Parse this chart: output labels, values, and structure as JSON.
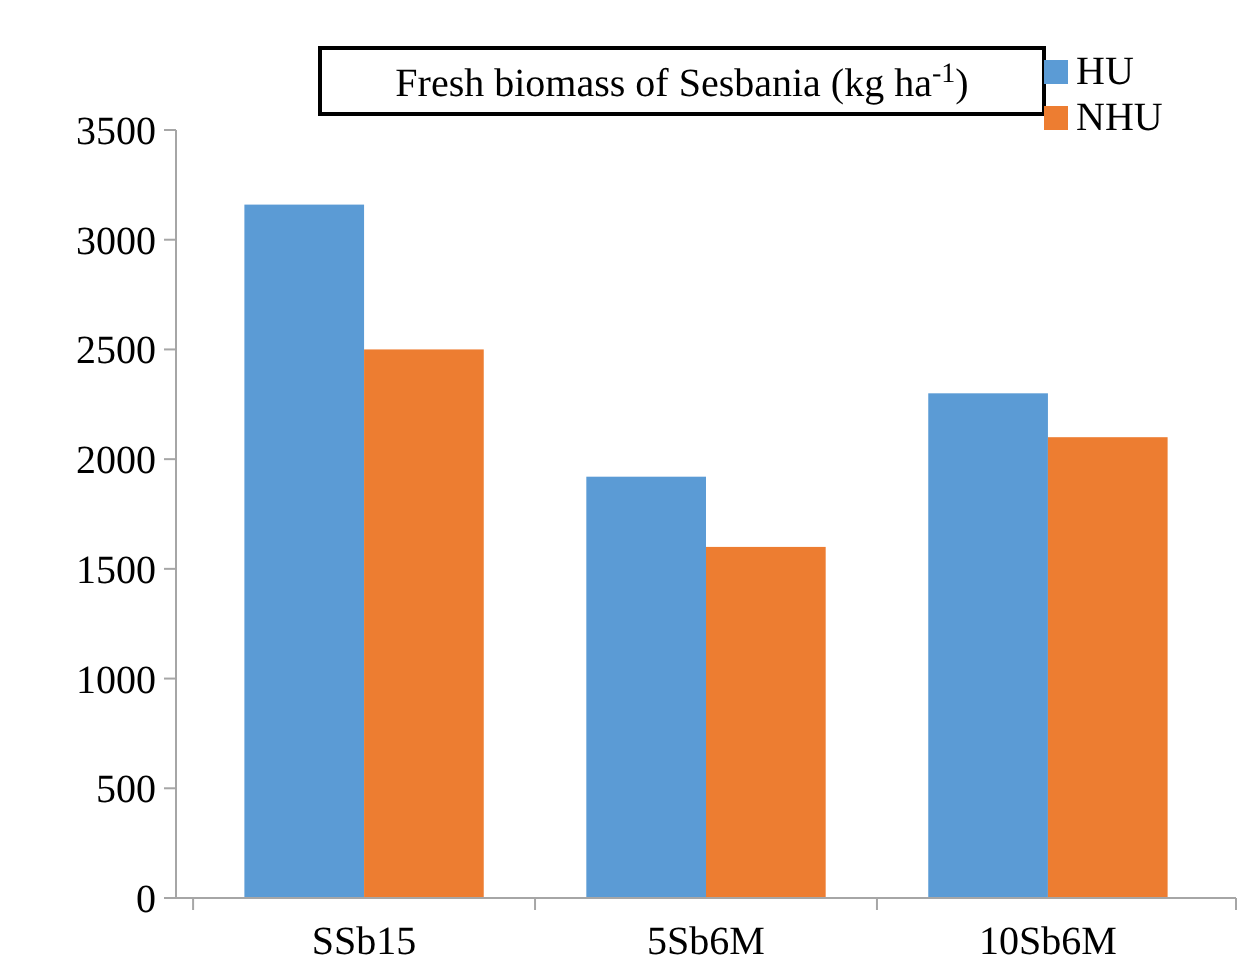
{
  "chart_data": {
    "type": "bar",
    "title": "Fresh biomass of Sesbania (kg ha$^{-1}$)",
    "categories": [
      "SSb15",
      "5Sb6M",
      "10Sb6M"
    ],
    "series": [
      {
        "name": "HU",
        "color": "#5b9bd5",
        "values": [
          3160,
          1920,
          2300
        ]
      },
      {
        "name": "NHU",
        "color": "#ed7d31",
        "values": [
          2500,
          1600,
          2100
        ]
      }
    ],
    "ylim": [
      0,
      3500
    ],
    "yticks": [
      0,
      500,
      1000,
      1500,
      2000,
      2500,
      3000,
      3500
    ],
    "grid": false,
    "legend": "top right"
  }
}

## Task to complete
Transcribe the material exactly, keeping every word and none of the pictures.

## The answer
Parse this chart: output labels, values, and structure as JSON.
{
  "chart_data": {
    "type": "bar",
    "title": "Fresh biomass of Sesbania (kg ha$^{-1}$)",
    "categories": [
      "SSb15",
      "5Sb6M",
      "10Sb6M"
    ],
    "series": [
      {
        "name": "HU",
        "color": "#5b9bd5",
        "values": [
          3160,
          1920,
          2300
        ]
      },
      {
        "name": "NHU",
        "color": "#ed7d31",
        "values": [
          2500,
          1600,
          2100
        ]
      }
    ],
    "ylim": [
      0,
      3500
    ],
    "yticks": [
      0,
      500,
      1000,
      1500,
      2000,
      2500,
      3000,
      3500
    ],
    "grid": false,
    "legend": "top right"
  }
}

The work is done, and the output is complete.